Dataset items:
=-=-=
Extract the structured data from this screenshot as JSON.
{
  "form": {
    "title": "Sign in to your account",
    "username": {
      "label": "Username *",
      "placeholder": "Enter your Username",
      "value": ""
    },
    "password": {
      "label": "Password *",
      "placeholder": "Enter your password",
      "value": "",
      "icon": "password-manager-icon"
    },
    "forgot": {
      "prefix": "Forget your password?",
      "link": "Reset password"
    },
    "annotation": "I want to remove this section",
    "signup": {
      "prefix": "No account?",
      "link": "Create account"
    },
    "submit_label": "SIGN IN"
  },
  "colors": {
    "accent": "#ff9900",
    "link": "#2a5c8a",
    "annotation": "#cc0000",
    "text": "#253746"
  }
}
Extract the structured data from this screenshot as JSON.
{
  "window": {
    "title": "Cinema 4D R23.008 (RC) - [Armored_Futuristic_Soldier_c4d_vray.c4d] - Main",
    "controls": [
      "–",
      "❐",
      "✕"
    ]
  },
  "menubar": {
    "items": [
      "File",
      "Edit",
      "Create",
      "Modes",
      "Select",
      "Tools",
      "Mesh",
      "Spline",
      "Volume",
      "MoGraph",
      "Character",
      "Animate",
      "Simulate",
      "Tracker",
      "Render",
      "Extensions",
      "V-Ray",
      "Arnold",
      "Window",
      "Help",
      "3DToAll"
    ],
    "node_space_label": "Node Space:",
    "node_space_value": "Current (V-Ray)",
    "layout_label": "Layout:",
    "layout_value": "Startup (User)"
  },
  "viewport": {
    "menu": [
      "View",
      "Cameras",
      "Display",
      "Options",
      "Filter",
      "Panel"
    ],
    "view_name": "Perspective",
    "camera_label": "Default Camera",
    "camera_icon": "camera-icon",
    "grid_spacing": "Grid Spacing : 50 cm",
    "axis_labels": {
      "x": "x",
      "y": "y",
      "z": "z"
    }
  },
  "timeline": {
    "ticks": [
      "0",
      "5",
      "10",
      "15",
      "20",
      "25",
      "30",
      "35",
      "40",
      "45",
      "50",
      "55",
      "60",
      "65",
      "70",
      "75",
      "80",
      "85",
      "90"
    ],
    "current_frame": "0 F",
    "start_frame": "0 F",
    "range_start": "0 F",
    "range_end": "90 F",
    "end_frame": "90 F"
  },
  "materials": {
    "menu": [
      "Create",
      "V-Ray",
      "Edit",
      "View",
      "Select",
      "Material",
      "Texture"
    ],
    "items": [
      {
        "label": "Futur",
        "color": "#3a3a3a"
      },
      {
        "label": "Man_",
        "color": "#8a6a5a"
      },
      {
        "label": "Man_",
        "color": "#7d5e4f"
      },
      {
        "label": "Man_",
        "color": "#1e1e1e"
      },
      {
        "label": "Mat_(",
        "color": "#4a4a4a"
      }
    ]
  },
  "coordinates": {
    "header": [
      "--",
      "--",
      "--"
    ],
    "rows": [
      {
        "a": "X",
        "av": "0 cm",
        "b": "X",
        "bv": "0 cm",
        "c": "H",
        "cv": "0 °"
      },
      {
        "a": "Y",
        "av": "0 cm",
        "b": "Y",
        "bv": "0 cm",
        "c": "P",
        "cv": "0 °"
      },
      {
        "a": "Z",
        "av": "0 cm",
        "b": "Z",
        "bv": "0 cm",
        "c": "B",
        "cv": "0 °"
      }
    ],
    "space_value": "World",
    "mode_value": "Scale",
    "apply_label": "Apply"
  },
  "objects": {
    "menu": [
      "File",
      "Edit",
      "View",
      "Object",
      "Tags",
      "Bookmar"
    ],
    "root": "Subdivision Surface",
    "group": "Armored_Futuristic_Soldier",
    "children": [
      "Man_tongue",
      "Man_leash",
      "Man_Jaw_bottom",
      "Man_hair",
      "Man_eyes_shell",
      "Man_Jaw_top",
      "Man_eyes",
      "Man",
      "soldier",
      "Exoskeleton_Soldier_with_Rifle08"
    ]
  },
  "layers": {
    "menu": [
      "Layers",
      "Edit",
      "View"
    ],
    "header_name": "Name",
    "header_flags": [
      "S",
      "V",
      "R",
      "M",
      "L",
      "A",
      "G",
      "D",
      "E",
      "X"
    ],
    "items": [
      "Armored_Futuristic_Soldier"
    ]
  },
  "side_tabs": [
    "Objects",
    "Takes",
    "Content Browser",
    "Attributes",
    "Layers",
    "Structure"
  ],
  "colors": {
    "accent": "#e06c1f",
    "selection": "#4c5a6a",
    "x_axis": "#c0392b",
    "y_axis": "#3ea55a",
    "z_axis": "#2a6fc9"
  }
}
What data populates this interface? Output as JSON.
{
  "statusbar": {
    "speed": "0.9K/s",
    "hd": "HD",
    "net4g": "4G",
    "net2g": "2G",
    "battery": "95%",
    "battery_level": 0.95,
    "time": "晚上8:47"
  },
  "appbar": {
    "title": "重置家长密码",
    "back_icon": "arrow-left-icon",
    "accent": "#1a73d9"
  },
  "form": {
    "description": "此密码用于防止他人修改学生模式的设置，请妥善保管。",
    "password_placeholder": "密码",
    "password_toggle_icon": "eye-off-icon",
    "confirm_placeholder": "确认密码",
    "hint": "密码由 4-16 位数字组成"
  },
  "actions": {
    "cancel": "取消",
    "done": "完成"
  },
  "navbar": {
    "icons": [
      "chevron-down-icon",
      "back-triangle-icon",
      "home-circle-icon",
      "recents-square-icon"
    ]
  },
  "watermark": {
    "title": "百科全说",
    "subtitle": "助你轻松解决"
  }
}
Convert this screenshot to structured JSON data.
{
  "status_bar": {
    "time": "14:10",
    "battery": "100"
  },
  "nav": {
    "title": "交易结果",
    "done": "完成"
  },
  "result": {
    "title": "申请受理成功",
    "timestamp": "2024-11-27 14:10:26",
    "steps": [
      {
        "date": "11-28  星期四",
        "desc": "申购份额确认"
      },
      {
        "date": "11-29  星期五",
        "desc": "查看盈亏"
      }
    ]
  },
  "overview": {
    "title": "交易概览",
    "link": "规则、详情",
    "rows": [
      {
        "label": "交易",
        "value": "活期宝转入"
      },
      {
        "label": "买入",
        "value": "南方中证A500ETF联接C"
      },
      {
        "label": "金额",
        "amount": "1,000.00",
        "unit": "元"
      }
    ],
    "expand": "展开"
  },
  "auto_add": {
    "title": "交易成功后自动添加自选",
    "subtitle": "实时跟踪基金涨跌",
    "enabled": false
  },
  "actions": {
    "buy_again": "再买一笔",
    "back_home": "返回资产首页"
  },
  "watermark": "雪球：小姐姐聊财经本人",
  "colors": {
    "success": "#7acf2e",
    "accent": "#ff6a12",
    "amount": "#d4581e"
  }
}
=-=-=
The problem: Give all the entries again exactly; leave none out.

Exercise output:
Extract the structured data from this screenshot as JSON.
{
  "form": {
    "title": "Sign in to your account",
    "username": {
      "label": "Username *",
      "placeholder": "Enter your Username",
      "value": ""
    },
    "password": {
      "label": "Password *",
      "placeholder": "Enter your password",
      "value": "",
      "icon": "password-manager-icon"
    },
    "forgot": {
      "prefix": "Forget your password?",
      "link": "Reset password"
    },
    "annotation": "I want to remove this section",
    "signup": {
      "prefix": "No account?",
      "link": "Create account"
    },
    "submit_label": "SIGN IN"
  },
  "colors": {
    "accent": "#ff9900",
    "link": "#2a5c8a",
    "annotation": "#cc0000",
    "text": "#253746"
  }
}
Extract the structured data from this screenshot as JSON.
{
  "window": {
    "title": "Cinema 4D R23.008 (RC) - [Armored_Futuristic_Soldier_c4d_vray.c4d] - Main",
    "controls": [
      "–",
      "❐",
      "✕"
    ]
  },
  "menubar": {
    "items": [
      "File",
      "Edit",
      "Create",
      "Modes",
      "Select",
      "Tools",
      "Mesh",
      "Spline",
      "Volume",
      "MoGraph",
      "Character",
      "Animate",
      "Simulate",
      "Tracker",
      "Render",
      "Extensions",
      "V-Ray",
      "Arnold",
      "Window",
      "Help",
      "3DToAll"
    ],
    "node_space_label": "Node Space:",
    "node_space_value": "Current (V-Ray)",
    "layout_label": "Layout:",
    "layout_value": "Startup (User)"
  },
  "viewport": {
    "menu": [
      "View",
      "Cameras",
      "Display",
      "Options",
      "Filter",
      "Panel"
    ],
    "view_name": "Perspective",
    "camera_label": "Default Camera",
    "camera_icon": "camera-icon",
    "grid_spacing": "Grid Spacing : 50 cm",
    "axis_labels": {
      "x": "x",
      "y": "y",
      "z": "z"
    }
  },
  "timeline": {
    "ticks": [
      "0",
      "5",
      "10",
      "15",
      "20",
      "25",
      "30",
      "35",
      "40",
      "45",
      "50",
      "55",
      "60",
      "65",
      "70",
      "75",
      "80",
      "85",
      "90"
    ],
    "current_frame": "0 F",
    "start_frame": "0 F",
    "range_start": "0 F",
    "range_end": "90 F",
    "end_frame": "90 F"
  },
  "materials": {
    "menu": [
      "Create",
      "V-Ray",
      "Edit",
      "View",
      "Select",
      "Material",
      "Texture"
    ],
    "items": [
      {
        "label": "Futur",
        "color": "#3a3a3a"
      },
      {
        "label": "Man_",
        "color": "#8a6a5a"
      },
      {
        "label": "Man_",
        "color": "#7d5e4f"
      },
      {
        "label": "Man_",
        "color": "#1e1e1e"
      },
      {
        "label": "Mat_(",
        "color": "#4a4a4a"
      }
    ]
  },
  "coordinates": {
    "header": [
      "--",
      "--",
      "--"
    ],
    "rows": [
      {
        "a": "X",
        "av": "0 cm",
        "b": "X",
        "bv": "0 cm",
        "c": "H",
        "cv": "0 °"
      },
      {
        "a": "Y",
        "av": "0 cm",
        "b": "Y",
        "bv": "0 cm",
        "c": "P",
        "cv": "0 °"
      },
      {
        "a": "Z",
        "av": "0 cm",
        "b": "Z",
        "bv": "0 cm",
        "c": "B",
        "cv": "0 °"
      }
    ],
    "space_value": "World",
    "mode_value": "Scale",
    "apply_label": "Apply"
  },
  "objects": {
    "menu": [
      "File",
      "Edit",
      "View",
      "Object",
      "Tags",
      "Bookmar"
    ],
    "root": "Subdivision Surface",
    "group": "Armored_Futuristic_Soldier",
    "children": [
      "Man_tongue",
      "Man_leash",
      "Man_Jaw_bottom",
      "Man_hair",
      "Man_eyes_shell",
      "Man_Jaw_top",
      "Man_eyes",
      "Man",
      "soldier",
      "Exoskeleton_Soldier_with_Rifle08"
    ]
  },
  "layers": {
    "menu": [
      "Layers",
      "Edit",
      "View"
    ],
    "header_name": "Name",
    "header_flags": [
      "S",
      "V",
      "R",
      "M",
      "L",
      "A",
      "G",
      "D",
      "E",
      "X"
    ],
    "items": [
      "Armored_Futuristic_Soldier"
    ]
  },
  "side_tabs": [
    "Objects",
    "Takes",
    "Content Browser",
    "Attributes",
    "Layers",
    "Structure"
  ],
  "colors": {
    "accent": "#e06c1f",
    "selection": "#4c5a6a",
    "x_axis": "#c0392b",
    "y_axis": "#3ea55a",
    "z_axis": "#2a6fc9"
  }
}
What data populates this interface? Output as JSON.
{
  "statusbar": {
    "speed": "0.9K/s",
    "hd": "HD",
    "net4g": "4G",
    "net2g": "2G",
    "battery": "95%",
    "battery_level": 0.95,
    "time": "晚上8:47"
  },
  "appbar": {
    "title": "重置家长密码",
    "back_icon": "arrow-left-icon",
    "accent": "#1a73d9"
  },
  "form": {
    "description": "此密码用于防止他人修改学生模式的设置，请妥善保管。",
    "password_placeholder": "密码",
    "password_toggle_icon": "eye-off-icon",
    "confirm_placeholder": "确认密码",
    "hint": "密码由 4-16 位数字组成"
  },
  "actions": {
    "cancel": "取消",
    "done": "完成"
  },
  "navbar": {
    "icons": [
      "chevron-down-icon",
      "back-triangle-icon",
      "home-circle-icon",
      "recents-square-icon"
    ]
  },
  "watermark": {
    "title": "百科全说",
    "subtitle": "助你轻松解决"
  }
}
Convert this screenshot to structured JSON data.
{
  "status_bar": {
    "time": "14:10",
    "battery": "100"
  },
  "nav": {
    "title": "交易结果",
    "done": "完成"
  },
  "result": {
    "title": "申请受理成功",
    "timestamp": "2024-11-27 14:10:26",
    "steps": [
      {
        "date": "11-28  星期四",
        "desc": "申购份额确认"
      },
      {
        "date": "11-29  星期五",
        "desc": "查看盈亏"
      }
    ]
  },
  "overview": {
    "title": "交易概览",
    "link": "规则、详情",
    "rows": [
      {
        "label": "交易",
        "value": "活期宝转入"
      },
      {
        "label": "买入",
        "value": "南方中证A500ETF联接C"
      },
      {
        "label": "金额",
        "amount": "1,000.00",
        "unit": "元"
      }
    ],
    "expand": "展开"
  },
  "auto_add": {
    "title": "交易成功后自动添加自选",
    "subtitle": "实时跟踪基金涨跌",
    "enabled": false
  },
  "actions": {
    "buy_again": "再买一笔",
    "back_home": "返回资产首页"
  },
  "watermark": "雪球：小姐姐聊财经本人",
  "colors": {
    "success": "#7acf2e",
    "accent": "#ff6a12",
    "amount": "#d4581e"
  }
}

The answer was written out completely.